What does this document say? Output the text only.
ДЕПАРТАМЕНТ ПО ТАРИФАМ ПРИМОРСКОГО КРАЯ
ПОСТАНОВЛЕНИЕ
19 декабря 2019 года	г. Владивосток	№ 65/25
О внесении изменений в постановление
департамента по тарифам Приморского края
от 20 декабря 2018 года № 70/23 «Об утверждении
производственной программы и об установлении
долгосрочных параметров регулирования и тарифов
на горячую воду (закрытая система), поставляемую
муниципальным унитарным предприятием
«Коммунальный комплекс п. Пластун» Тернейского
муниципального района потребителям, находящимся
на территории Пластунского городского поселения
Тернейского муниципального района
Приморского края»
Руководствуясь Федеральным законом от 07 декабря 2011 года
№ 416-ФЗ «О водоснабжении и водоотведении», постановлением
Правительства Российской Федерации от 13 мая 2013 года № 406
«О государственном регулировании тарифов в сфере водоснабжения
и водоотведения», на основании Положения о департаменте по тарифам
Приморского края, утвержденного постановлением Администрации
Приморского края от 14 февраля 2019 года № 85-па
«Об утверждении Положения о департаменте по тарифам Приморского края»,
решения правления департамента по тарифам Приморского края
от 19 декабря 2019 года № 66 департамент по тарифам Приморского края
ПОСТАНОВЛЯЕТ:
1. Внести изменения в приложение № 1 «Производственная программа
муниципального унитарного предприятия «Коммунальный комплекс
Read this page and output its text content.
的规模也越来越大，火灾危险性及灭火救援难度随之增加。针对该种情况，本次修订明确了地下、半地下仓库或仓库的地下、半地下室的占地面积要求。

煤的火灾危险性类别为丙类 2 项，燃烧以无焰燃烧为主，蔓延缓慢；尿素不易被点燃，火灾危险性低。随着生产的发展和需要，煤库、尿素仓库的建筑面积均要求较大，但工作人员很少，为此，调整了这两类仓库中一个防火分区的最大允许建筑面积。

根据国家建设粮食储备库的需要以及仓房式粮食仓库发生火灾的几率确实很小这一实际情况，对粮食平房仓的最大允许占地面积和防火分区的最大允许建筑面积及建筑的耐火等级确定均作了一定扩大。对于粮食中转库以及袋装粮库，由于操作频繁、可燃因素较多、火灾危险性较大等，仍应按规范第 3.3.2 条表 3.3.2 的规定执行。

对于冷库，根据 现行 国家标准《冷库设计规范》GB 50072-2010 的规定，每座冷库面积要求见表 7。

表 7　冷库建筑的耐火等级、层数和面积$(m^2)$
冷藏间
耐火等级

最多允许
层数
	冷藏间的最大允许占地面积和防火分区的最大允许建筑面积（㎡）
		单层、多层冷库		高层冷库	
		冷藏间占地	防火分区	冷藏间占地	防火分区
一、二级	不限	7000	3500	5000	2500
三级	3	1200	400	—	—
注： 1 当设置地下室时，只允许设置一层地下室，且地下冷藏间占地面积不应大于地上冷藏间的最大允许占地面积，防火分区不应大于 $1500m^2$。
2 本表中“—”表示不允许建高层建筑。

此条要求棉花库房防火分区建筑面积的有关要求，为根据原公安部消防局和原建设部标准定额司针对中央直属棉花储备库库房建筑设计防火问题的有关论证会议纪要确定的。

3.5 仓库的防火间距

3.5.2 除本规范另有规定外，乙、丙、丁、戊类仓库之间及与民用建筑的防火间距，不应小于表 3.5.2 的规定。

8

...

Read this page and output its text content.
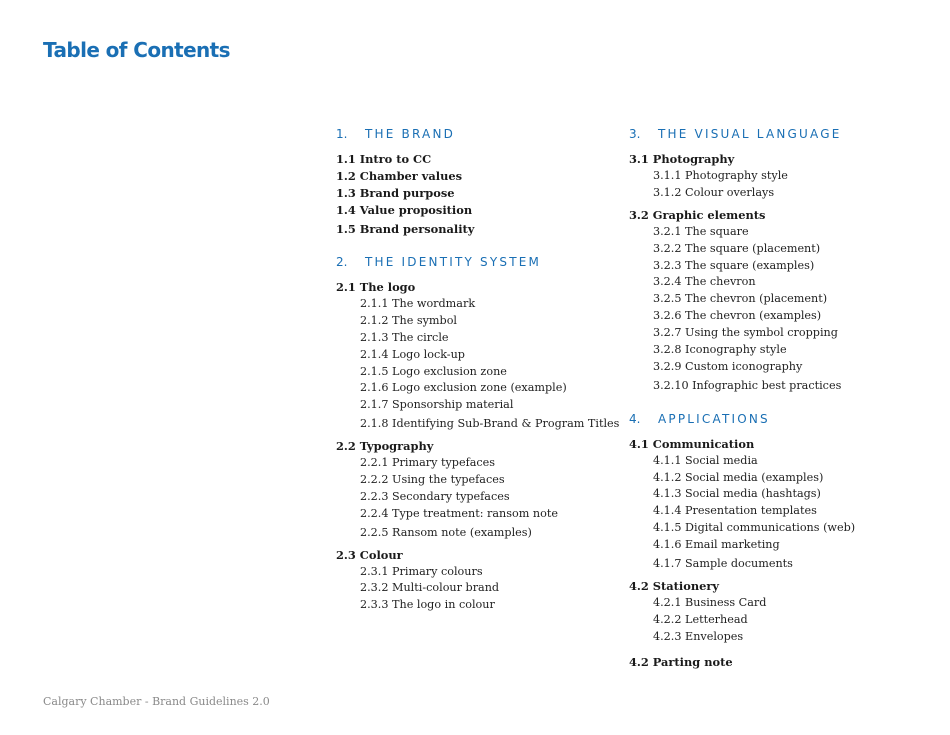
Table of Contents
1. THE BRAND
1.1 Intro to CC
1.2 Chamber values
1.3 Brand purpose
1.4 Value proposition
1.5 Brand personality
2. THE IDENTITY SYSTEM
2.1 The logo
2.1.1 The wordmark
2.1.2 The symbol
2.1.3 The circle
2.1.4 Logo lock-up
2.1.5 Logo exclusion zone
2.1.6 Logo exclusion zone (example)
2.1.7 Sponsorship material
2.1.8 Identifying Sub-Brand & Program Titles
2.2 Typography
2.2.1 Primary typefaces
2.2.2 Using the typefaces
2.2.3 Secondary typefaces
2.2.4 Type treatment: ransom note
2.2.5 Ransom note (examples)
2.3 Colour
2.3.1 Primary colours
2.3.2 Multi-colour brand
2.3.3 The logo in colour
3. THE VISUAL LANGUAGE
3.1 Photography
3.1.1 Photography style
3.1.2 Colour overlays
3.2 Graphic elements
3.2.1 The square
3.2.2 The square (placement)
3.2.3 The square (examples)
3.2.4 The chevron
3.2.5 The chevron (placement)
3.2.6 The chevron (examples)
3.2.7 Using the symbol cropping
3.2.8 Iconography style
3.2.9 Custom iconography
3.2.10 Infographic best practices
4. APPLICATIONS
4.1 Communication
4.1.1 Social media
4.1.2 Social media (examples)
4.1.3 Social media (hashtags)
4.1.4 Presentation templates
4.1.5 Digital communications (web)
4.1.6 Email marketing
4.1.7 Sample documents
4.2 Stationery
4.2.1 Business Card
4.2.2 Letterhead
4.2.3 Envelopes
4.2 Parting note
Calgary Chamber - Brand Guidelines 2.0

---

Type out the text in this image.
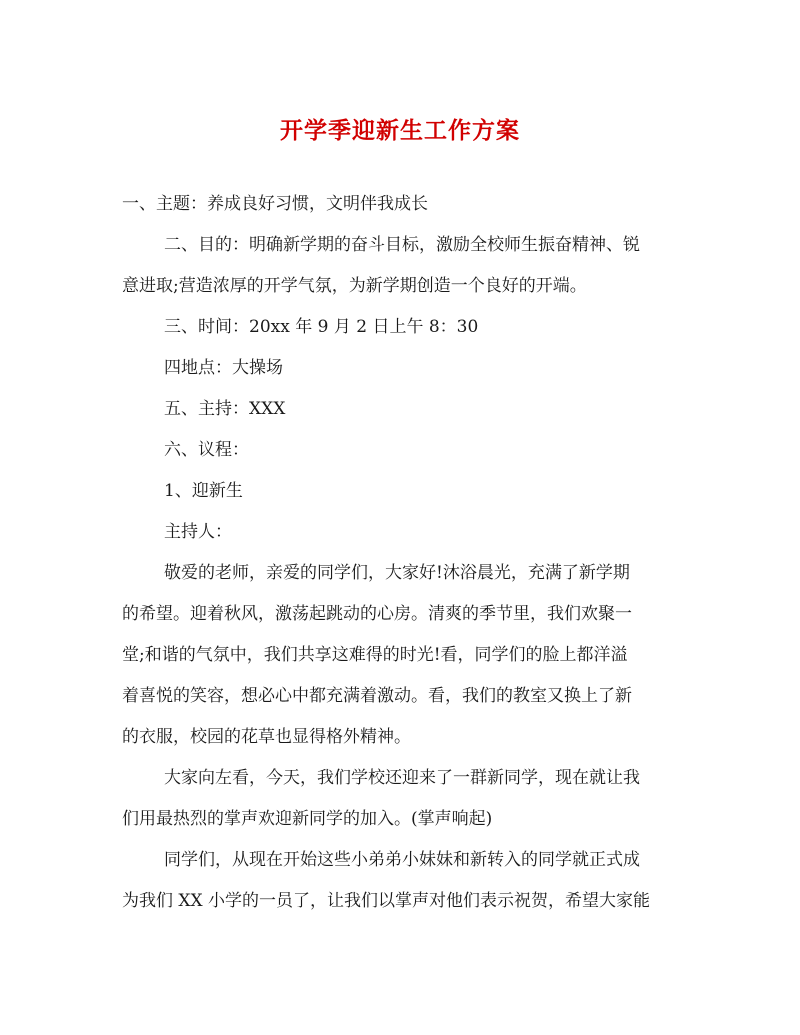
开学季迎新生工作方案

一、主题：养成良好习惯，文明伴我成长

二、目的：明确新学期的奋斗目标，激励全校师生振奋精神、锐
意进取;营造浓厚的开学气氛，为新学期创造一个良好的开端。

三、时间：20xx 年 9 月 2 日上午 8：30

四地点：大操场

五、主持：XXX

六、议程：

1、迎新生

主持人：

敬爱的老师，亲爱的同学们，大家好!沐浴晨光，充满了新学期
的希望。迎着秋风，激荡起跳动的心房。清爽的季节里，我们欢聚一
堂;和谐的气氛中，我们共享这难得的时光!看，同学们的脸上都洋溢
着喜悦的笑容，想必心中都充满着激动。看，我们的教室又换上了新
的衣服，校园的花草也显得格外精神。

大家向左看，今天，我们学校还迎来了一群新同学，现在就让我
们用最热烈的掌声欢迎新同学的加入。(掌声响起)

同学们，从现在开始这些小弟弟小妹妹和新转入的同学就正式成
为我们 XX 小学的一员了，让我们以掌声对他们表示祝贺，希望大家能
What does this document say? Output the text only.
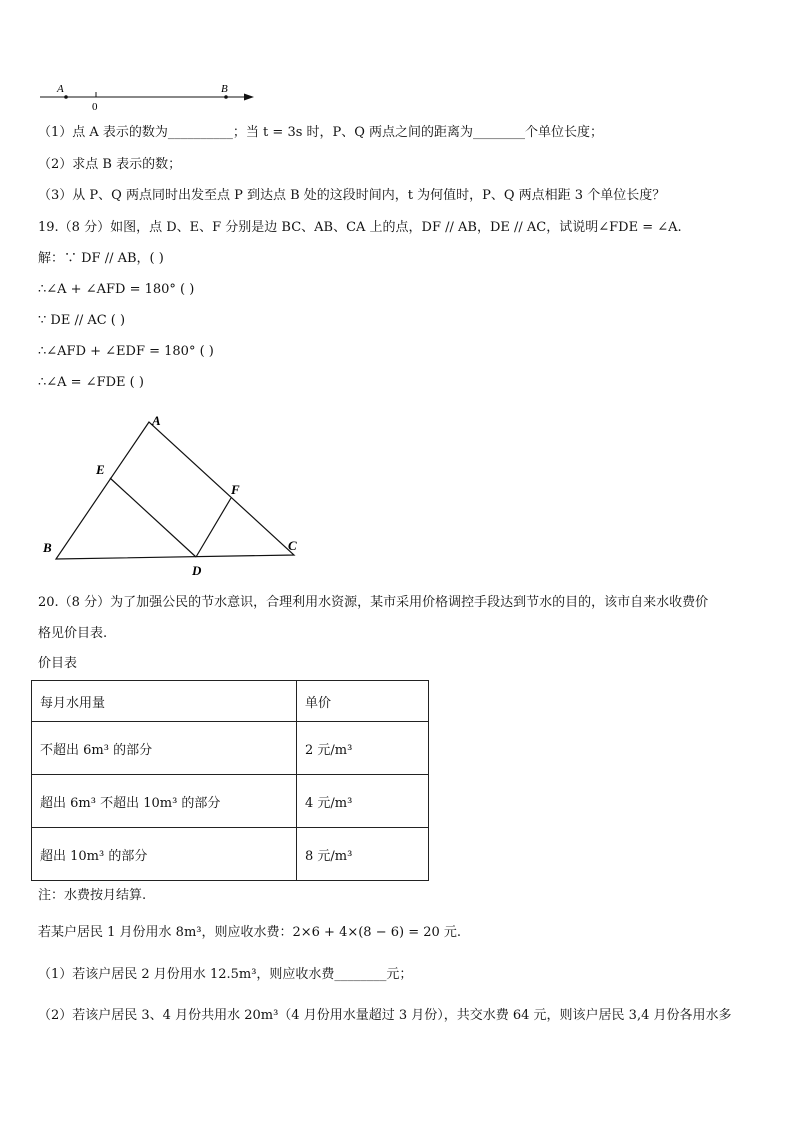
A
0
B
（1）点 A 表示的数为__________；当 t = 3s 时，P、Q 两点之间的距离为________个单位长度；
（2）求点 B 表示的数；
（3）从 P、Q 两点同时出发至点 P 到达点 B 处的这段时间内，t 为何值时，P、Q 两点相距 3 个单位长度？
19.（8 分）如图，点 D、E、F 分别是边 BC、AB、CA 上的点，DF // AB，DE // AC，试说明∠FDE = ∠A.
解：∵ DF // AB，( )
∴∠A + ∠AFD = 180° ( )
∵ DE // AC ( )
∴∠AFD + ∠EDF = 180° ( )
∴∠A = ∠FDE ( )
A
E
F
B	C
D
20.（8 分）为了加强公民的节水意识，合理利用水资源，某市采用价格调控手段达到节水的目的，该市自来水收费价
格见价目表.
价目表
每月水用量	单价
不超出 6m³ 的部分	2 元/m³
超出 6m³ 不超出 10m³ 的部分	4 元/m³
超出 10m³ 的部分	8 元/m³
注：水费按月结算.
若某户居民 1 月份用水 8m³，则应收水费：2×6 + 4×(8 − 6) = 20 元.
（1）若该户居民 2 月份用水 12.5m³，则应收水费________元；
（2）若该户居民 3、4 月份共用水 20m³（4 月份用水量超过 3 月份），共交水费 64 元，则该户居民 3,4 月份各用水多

EXERCISE OBJECTIVE »
Gather all lines of the records that include the word "Тернейского".

REPLY »
«Коммунальный комплекс п. Пластун» Тернейского
Тернейского муниципального района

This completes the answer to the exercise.